[Input data]
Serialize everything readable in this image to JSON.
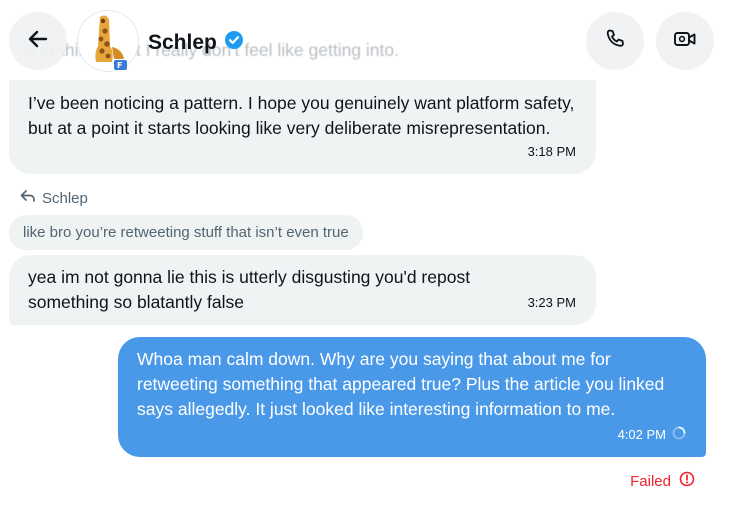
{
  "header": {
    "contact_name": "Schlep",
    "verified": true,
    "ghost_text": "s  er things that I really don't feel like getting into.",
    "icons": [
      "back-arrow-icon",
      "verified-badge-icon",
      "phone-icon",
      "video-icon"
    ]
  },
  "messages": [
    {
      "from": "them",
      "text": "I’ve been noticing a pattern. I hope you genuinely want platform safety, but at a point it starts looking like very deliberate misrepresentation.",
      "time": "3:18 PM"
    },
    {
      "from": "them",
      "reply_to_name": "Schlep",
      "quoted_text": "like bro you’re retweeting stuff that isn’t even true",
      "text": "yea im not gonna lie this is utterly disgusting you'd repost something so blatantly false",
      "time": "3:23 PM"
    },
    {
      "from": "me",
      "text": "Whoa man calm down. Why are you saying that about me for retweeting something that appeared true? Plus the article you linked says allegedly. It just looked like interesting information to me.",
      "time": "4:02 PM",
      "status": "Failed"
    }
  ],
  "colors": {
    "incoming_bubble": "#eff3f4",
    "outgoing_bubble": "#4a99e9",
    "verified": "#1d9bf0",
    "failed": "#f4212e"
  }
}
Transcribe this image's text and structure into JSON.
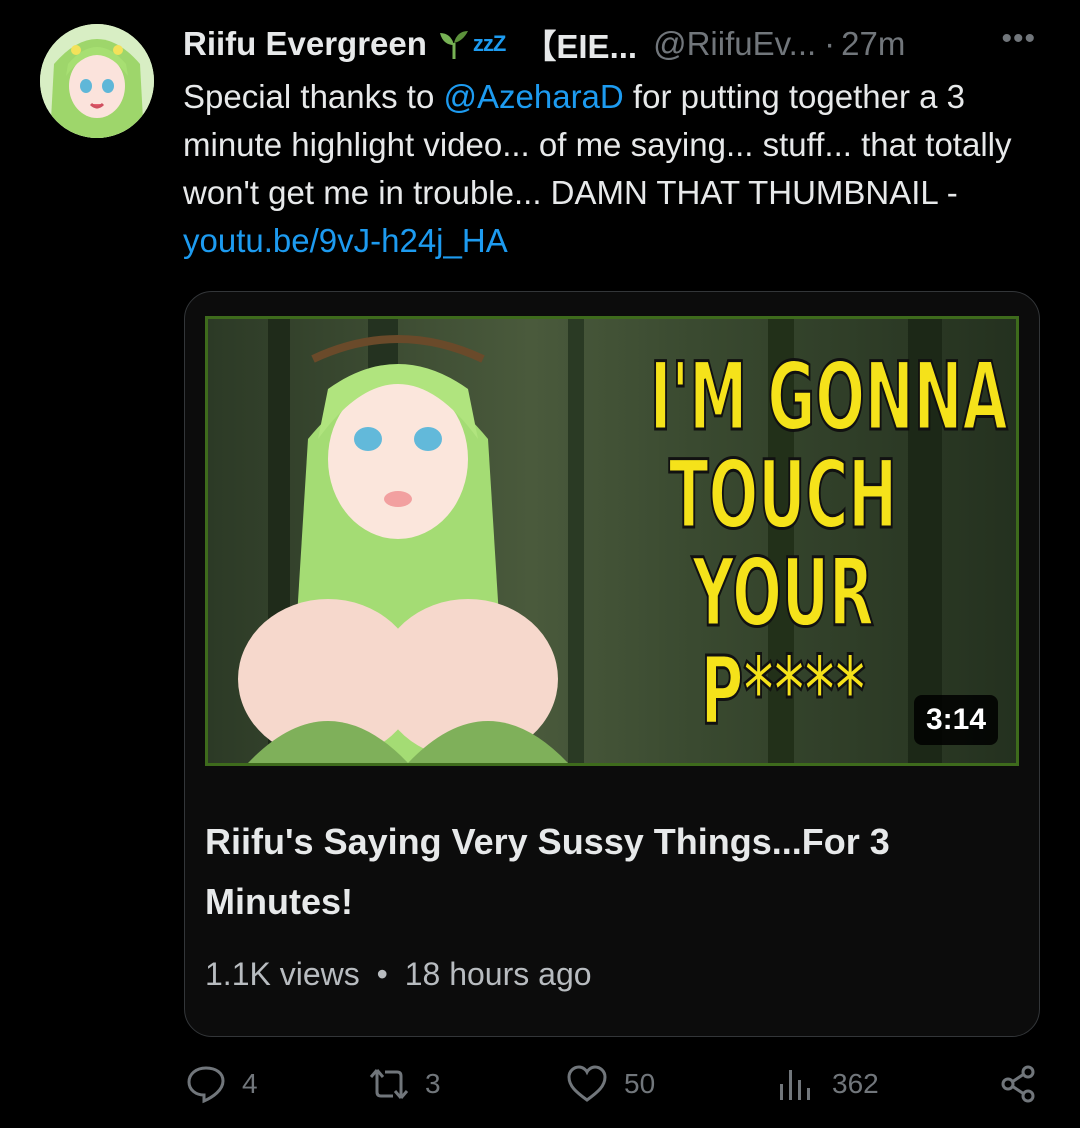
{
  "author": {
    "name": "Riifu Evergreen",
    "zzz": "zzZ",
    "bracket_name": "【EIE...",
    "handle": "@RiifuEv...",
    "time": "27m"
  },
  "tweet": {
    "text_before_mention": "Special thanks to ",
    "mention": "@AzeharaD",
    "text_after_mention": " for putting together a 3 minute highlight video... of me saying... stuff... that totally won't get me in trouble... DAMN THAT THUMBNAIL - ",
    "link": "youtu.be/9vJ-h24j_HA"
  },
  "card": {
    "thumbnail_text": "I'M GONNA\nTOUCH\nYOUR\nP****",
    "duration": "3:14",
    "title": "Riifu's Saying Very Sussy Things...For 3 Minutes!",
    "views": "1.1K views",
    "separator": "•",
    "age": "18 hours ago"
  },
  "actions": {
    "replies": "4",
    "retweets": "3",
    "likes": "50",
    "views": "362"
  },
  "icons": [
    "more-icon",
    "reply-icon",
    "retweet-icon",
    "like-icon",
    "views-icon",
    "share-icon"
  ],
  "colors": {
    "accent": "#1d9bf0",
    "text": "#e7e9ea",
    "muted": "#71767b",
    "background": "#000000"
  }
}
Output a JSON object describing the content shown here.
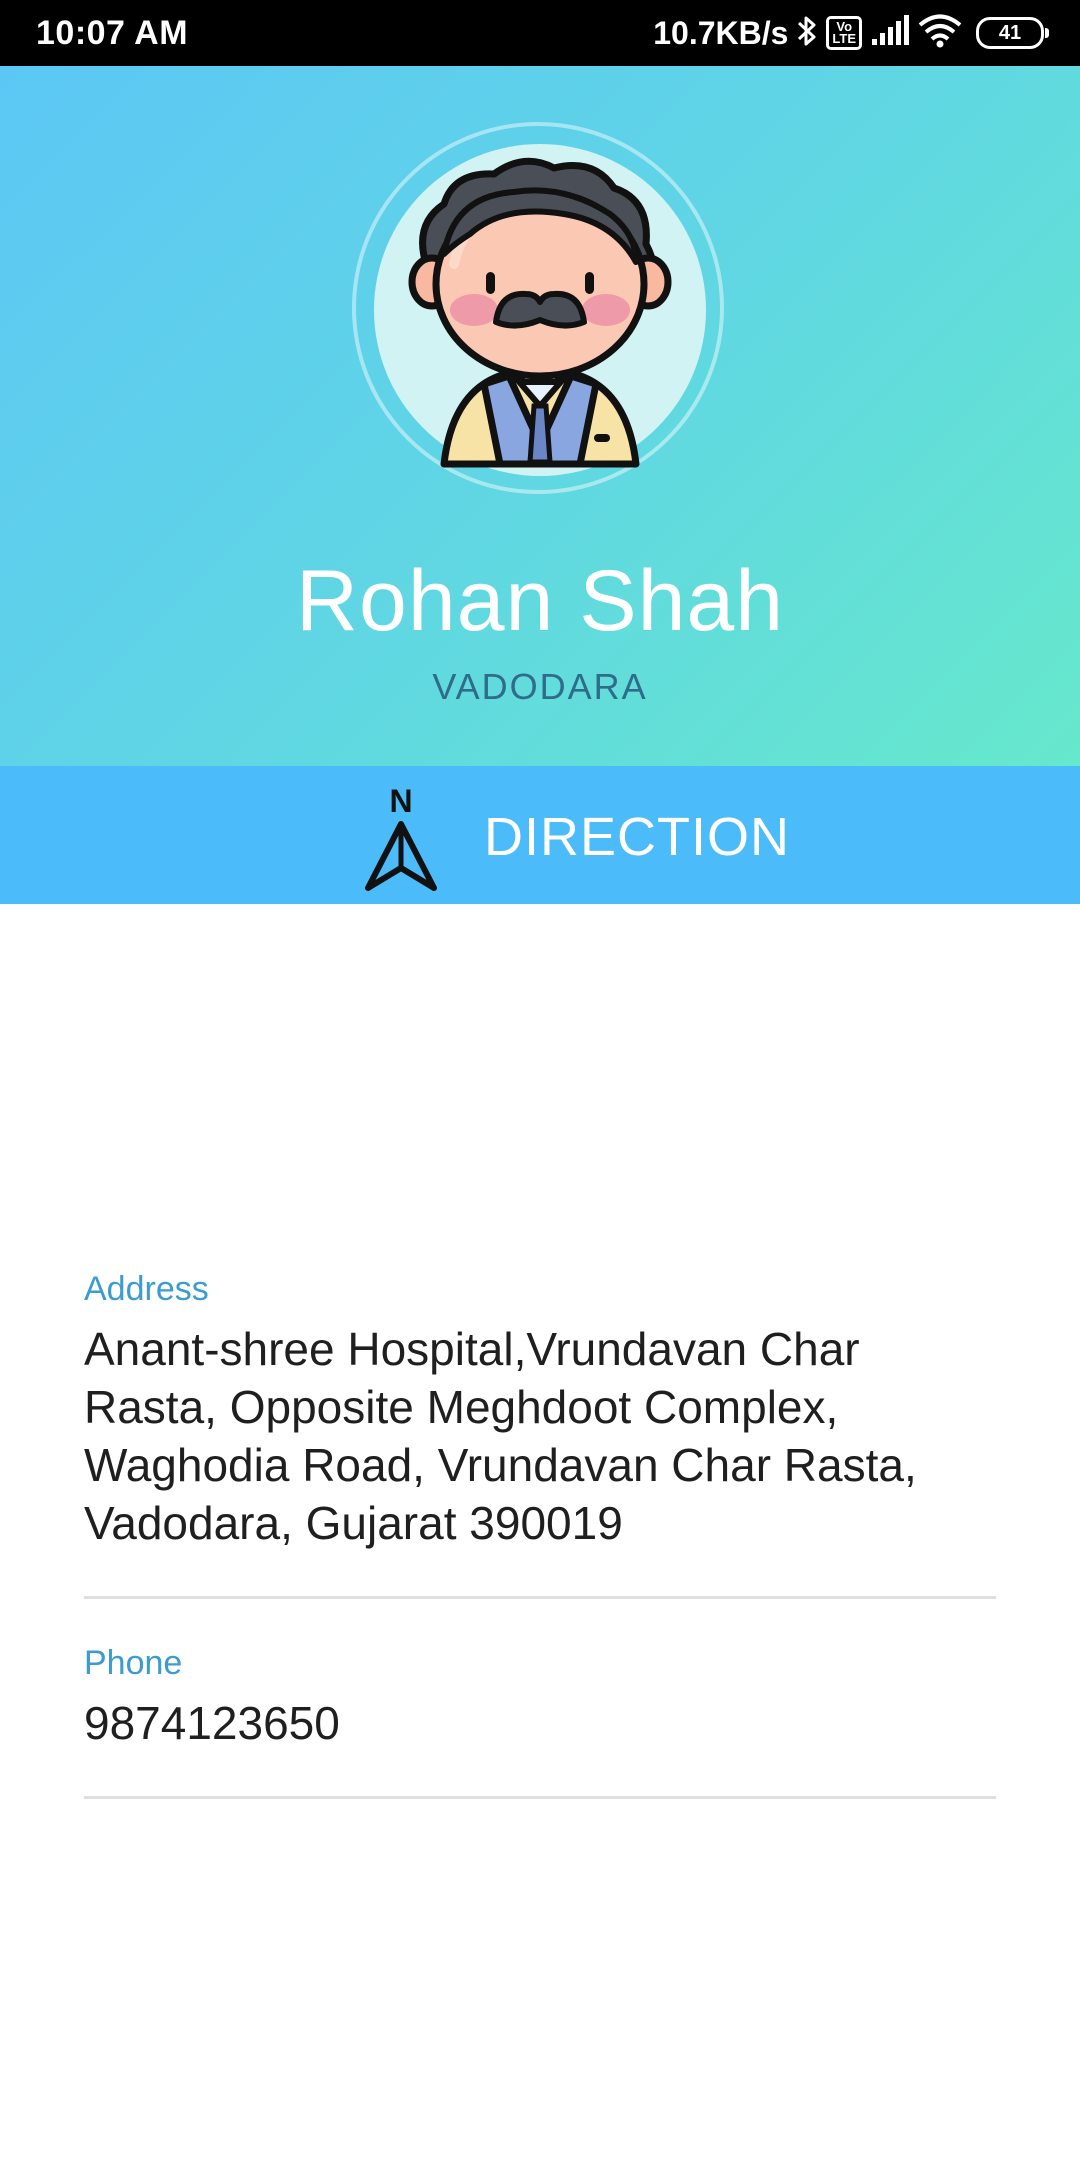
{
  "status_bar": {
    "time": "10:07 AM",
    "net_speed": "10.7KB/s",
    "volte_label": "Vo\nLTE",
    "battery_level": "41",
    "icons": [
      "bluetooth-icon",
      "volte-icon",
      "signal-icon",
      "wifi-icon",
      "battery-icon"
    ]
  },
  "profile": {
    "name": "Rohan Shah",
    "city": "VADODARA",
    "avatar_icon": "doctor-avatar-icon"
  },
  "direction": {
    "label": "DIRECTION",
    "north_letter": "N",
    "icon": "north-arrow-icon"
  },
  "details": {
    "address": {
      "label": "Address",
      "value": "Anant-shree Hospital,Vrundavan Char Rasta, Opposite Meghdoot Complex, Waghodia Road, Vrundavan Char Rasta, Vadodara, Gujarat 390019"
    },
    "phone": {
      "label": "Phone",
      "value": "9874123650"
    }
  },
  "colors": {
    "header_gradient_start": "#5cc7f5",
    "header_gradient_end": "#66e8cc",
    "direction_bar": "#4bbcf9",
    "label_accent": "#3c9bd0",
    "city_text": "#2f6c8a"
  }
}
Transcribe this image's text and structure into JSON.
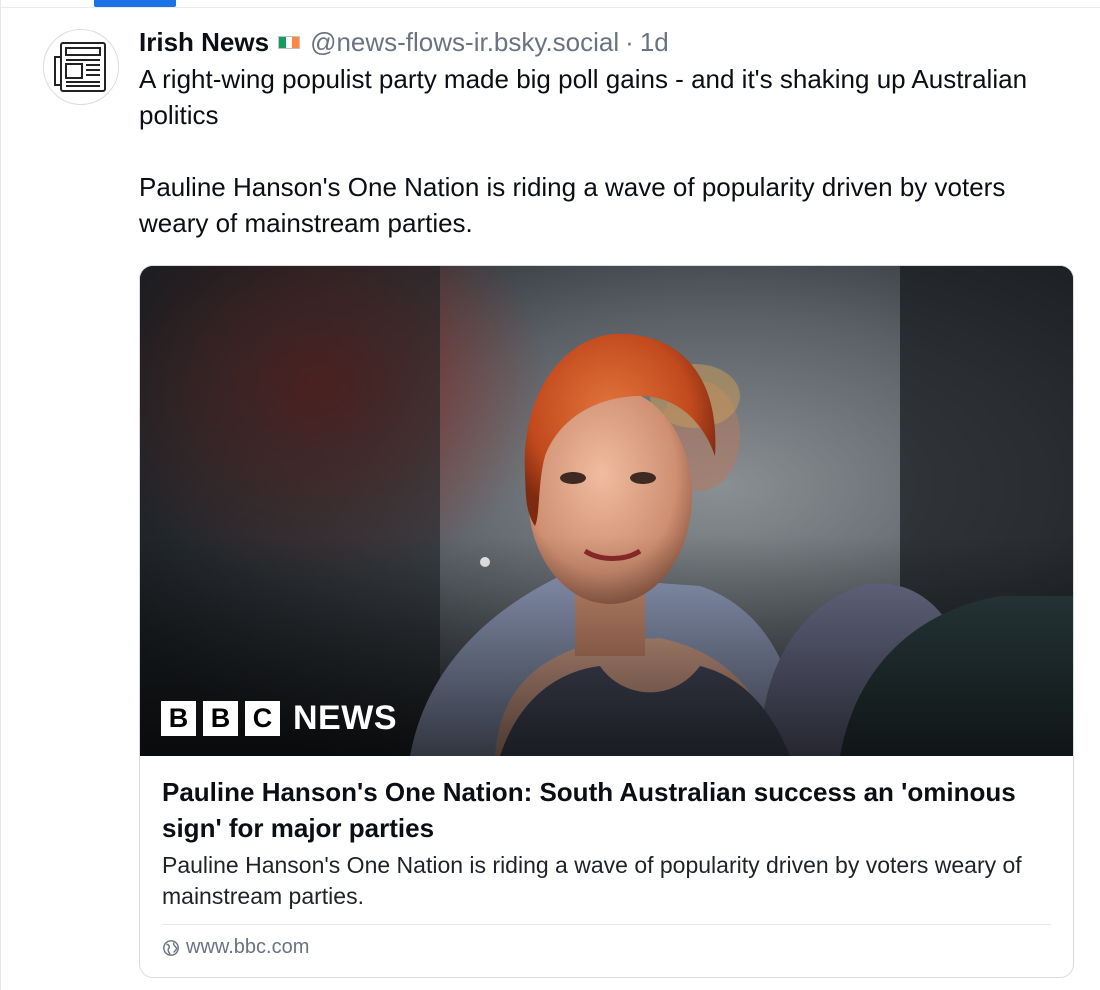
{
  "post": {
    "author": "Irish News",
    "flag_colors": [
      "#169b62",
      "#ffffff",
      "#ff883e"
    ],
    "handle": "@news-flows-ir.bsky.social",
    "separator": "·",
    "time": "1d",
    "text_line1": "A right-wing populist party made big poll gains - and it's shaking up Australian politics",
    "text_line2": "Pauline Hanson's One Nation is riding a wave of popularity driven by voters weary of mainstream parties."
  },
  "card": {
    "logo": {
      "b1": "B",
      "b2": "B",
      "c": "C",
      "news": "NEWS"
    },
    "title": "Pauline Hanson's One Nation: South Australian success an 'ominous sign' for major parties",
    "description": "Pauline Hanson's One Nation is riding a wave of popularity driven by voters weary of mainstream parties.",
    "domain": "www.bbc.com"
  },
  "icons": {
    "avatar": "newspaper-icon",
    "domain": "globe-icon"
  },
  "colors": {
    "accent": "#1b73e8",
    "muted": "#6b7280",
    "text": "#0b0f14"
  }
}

[What to do]
Take every line above carrying "weary" and return it.

[Worked answer]
    "text_line2": "Pauline Hanson's One Nation is riding a wave of popularity driven by voters weary of mainstream parties."
    "description": "Pauline Hanson's One Nation is riding a wave of popularity driven by voters weary of mainstream parties.",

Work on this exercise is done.